---------- DATA FOR THE TASK ----------
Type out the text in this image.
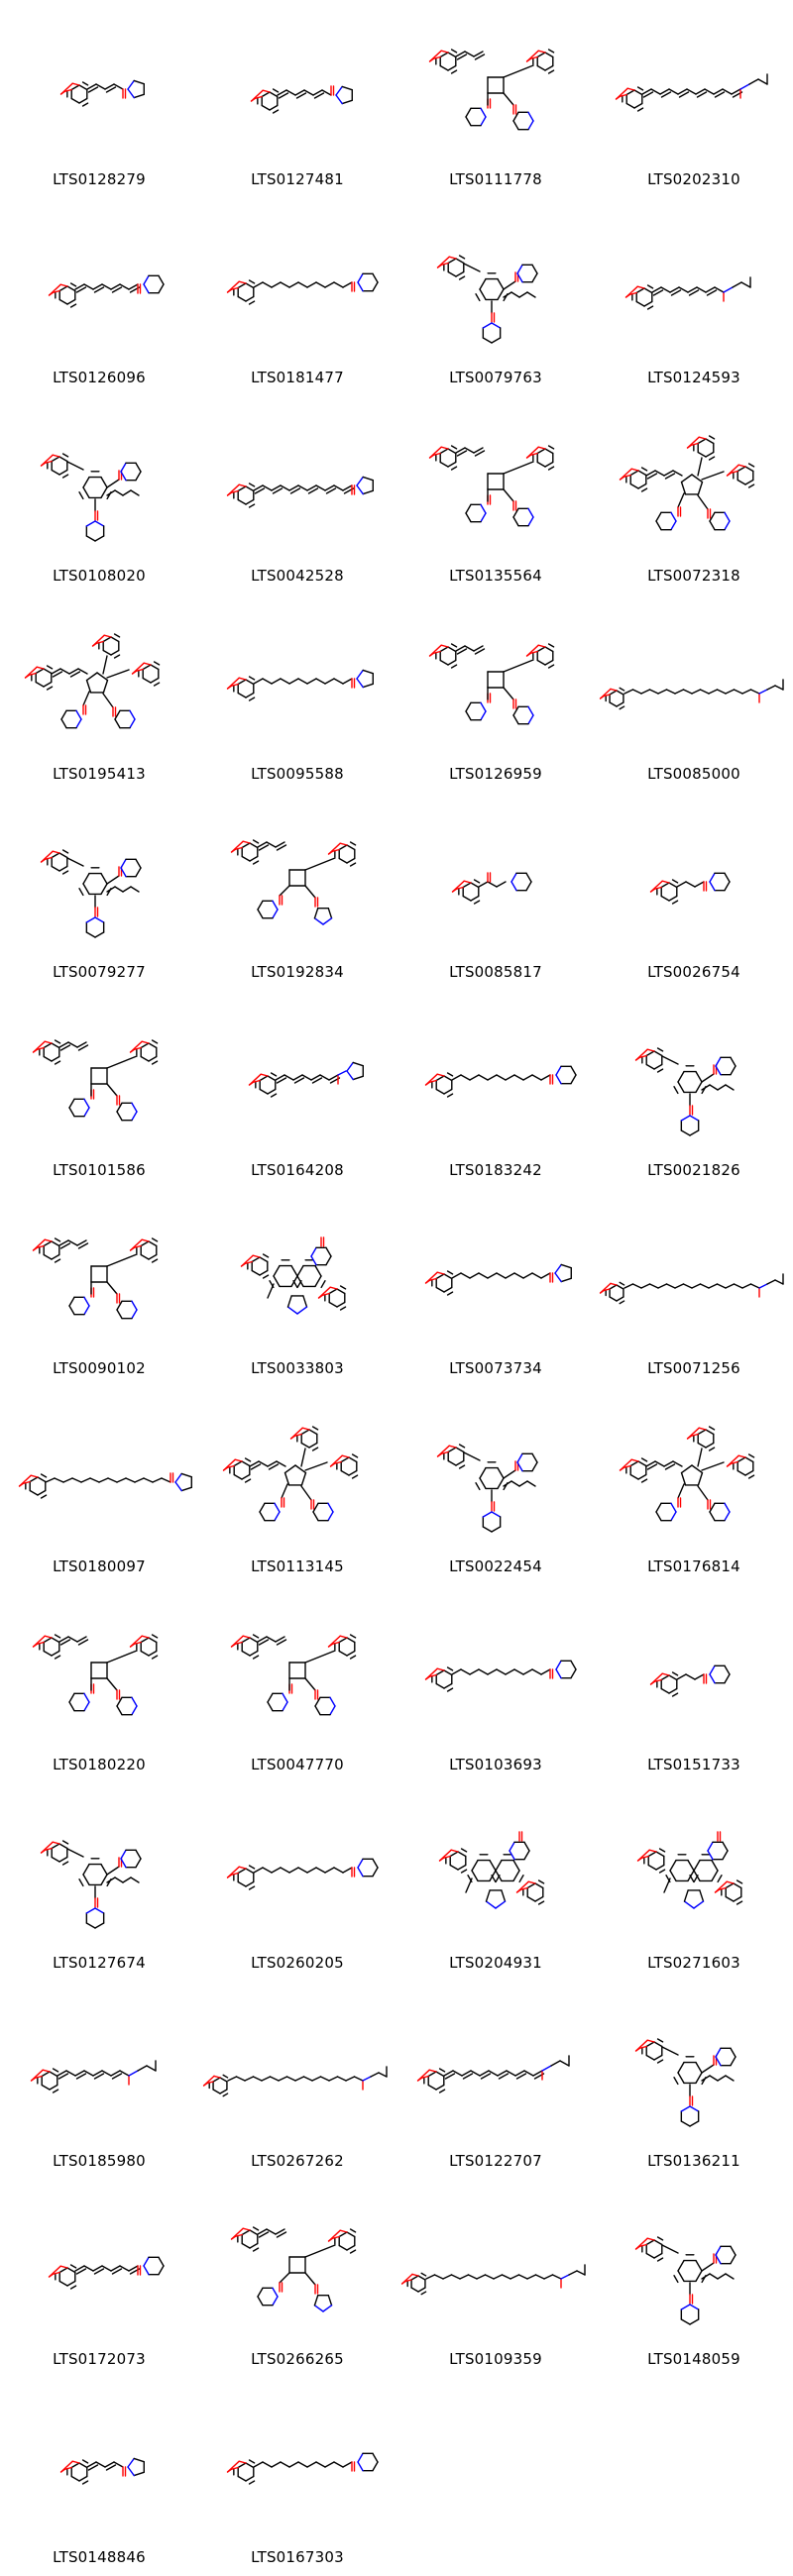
LTS0128279	LTS0127481	LTS0111778	LTS0202310
LTS0126096	LTS0181477	LTS0079763	LTS0124593
LTS0108020	LTS0042528	LTS0135564	LTS0072318
LTS0195413	LTS0095588	LTS0126959	LTS0085000
LTS0079277	LTS0192834	LTS0085817	LTS0026754
LTS0101586	LTS0164208	LTS0183242	LTS0021826
LTS0090102	LTS0033803	LTS0073734	LTS0071256
LTS0180097	LTS0113145	LTS0022454	LTS0176814
LTS0180220	LTS0047770	LTS0103693	LTS0151733
LTS0127674	LTS0260205	LTS0204931	LTS0271603
LTS0185980	LTS0267262	LTS0122707	LTS0136211
LTS0172073	LTS0266265	LTS0109359	LTS0148059
LTS0148846	LTS0167303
----------
Without the pictures, retype the whole of the material above exactly.

(EXPECTED ANSWER)
Type out the text in this image.
LTS0128279	LTS0127481	LTS0111778	LTS0202310
LTS0126096	LTS0181477	LTS0079763	LTS0124593
LTS0108020	LTS0042528	LTS0135564	LTS0072318
LTS0195413	LTS0095588	LTS0126959	LTS0085000
LTS0079277	LTS0192834	LTS0085817	LTS0026754
LTS0101586	LTS0164208	LTS0183242	LTS0021826
LTS0090102	LTS0033803	LTS0073734	LTS0071256
LTS0180097	LTS0113145	LTS0022454	LTS0176814
LTS0180220	LTS0047770	LTS0103693	LTS0151733
LTS0127674	LTS0260205	LTS0204931	LTS0271603
LTS0185980	LTS0267262	LTS0122707	LTS0136211
LTS0172073	LTS0266265	LTS0109359	LTS0148059
LTS0148846	LTS0167303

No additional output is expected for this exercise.